_WHAT IS ASKED_.
Output all entries verbatim. Skip pictures.

** BEGIN **

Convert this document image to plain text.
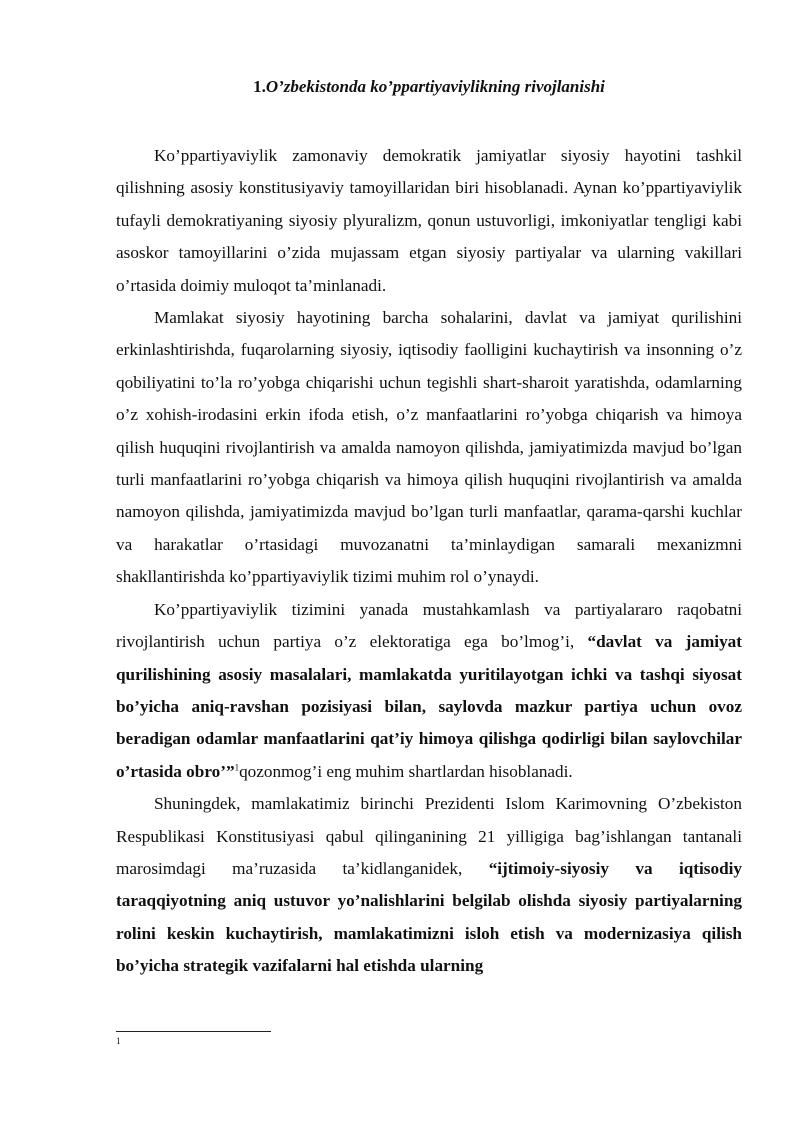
1.O’zbekistonda ko’ppartiyaviylikning rivojlanishi

Ko’ppartiyaviylik zamonaviy demokratik jamiyatlar siyosiy hayotini tashkil qilishning asosiy konstitusiyaviy tamoyillaridan biri hisoblanadi. Aynan ko’ppartiyaviylik tufayli demokratiyaning siyosiy plyuralizm, qonun ustuvorligi, imkoniyatlar tengligi kabi asoskor tamoyillarini o’zida mujassam etgan siyosiy partiyalar va ularning vakillari o’rtasida doimiy muloqot ta’minlanadi.

Mamlakat siyosiy hayotining barcha sohalarini, davlat va jamiyat qurilishini erkinlashtirishda, fuqarolarning siyosiy, iqtisodiy faolligini kuchaytirish va insonning o’z qobiliyatini to’la ro’yobga chiqarishi uchun tegishli shart-sharoit yaratishda, odamlarning o’z xohish-irodasini erkin ifoda etish, o’z manfaatlarini ro’yobga chiqarish va himoya qilish huquqini rivojlantirish va amalda namoyon qilishda, jamiyatimizda mavjud bo’lgan turli manfaatlarini ro’yobga chiqarish va himoya qilish huquqini rivojlantirish va amalda namoyon qilishda, jamiyatimizda mavjud bo’lgan turli manfaatlar, qarama-qarshi kuchlar va harakatlar o’rtasidagi muvozanatni ta’minlaydigan samarali mexanizmni shakllantirishda ko’ppartiyaviylik tizimi muhim rol o’ynaydi.

Ko’ppartiyaviylik tizimini yanada mustahkamlash va partiyalararo raqobatni rivojlantirish uchun partiya o’z elektoratiga ega bo’lmog’i, “davlat va jamiyat qurilishining asosiy masalalari, mamlakatda yuritilayotgan ichki va tashqi siyosat bo’yicha aniq-ravshan pozisiyasi bilan, saylovda mazkur partiya uchun ovoz beradigan odamlar manfaatlarini qat’iy himoya qilishga qodirligi bilan saylovchilar o’rtasida obro’”$^1$qozonmog’i eng muhim shartlardan hisoblanadi.

Shuningdek, mamlakatimiz birinchi Prezidenti Islom Karimovning O’zbekiston Respublikasi Konstitusiyasi qabul qilinganining 21 yilligiga bag’ishlangan tantanali marosimdagi ma’ruzasida ta’kidlanganidek, “ijtimoiy-siyosiy va iqtisodiy taraqqiyotning aniq ustuvor yo’nalishlarini belgilab olishda siyosiy partiyalarning rolini keskin kuchaytirish, mamlakatimizni isloh etish va modernizasiya qilish bo’yicha strategik vazifalarni hal etishda ularning

1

** END **

_RESULT_.
Convert this document image to plain text.
1.O’zbekistonda ko’ppartiyaviylikning rivojlanishi

Ko’ppartiyaviylik zamonaviy demokratik jamiyatlar siyosiy hayotini tashkil qilishning asosiy konstitusiyaviy tamoyillaridan biri hisoblanadi. Aynan ko’ppartiyaviylik tufayli demokratiyaning siyosiy plyuralizm, qonun ustuvorligi, imkoniyatlar tengligi kabi asoskor tamoyillarini o’zida mujassam etgan siyosiy partiyalar va ularning vakillari o’rtasida doimiy muloqot ta’minlanadi.

Mamlakat siyosiy hayotining barcha sohalarini, davlat va jamiyat qurilishini erkinlashtirishda, fuqarolarning siyosiy, iqtisodiy faolligini kuchaytirish va insonning o’z qobiliyatini to’la ro’yobga chiqarishi uchun tegishli shart-sharoit yaratishda, odamlarning o’z xohish-irodasini erkin ifoda etish, o’z manfaatlarini ro’yobga chiqarish va himoya qilish huquqini rivojlantirish va amalda namoyon qilishda, jamiyatimizda mavjud bo’lgan turli manfaatlarini ro’yobga chiqarish va himoya qilish huquqini rivojlantirish va amalda namoyon qilishda, jamiyatimizda mavjud bo’lgan turli manfaatlar, qarama-qarshi kuchlar va harakatlar o’rtasidagi muvozanatni ta’minlaydigan samarali mexanizmni shakllantirishda ko’ppartiyaviylik tizimi muhim rol o’ynaydi.

Ko’ppartiyaviylik tizimini yanada mustahkamlash va partiyalararo raqobatni rivojlantirish uchun partiya o’z elektoratiga ega bo’lmog’i, “davlat va jamiyat qurilishining asosiy masalalari, mamlakatda yuritilayotgan ichki va tashqi siyosat bo’yicha aniq-ravshan pozisiyasi bilan, saylovda mazkur partiya uchun ovoz beradigan odamlar manfaatlarini qat’iy himoya qilishga qodirligi bilan saylovchilar o’rtasida obro’”$^1$qozonmog’i eng muhim shartlardan hisoblanadi.

Shuningdek, mamlakatimiz birinchi Prezidenti Islom Karimovning O’zbekiston Respublikasi Konstitusiyasi qabul qilinganining 21 yilligiga bag’ishlangan tantanali marosimdagi ma’ruzasida ta’kidlanganidek, “ijtimoiy-siyosiy va iqtisodiy taraqqiyotning aniq ustuvor yo’nalishlarini belgilab olishda siyosiy partiyalarning rolini keskin kuchaytirish, mamlakatimizni isloh etish va modernizasiya qilish bo’yicha strategik vazifalarni hal etishda ularning

1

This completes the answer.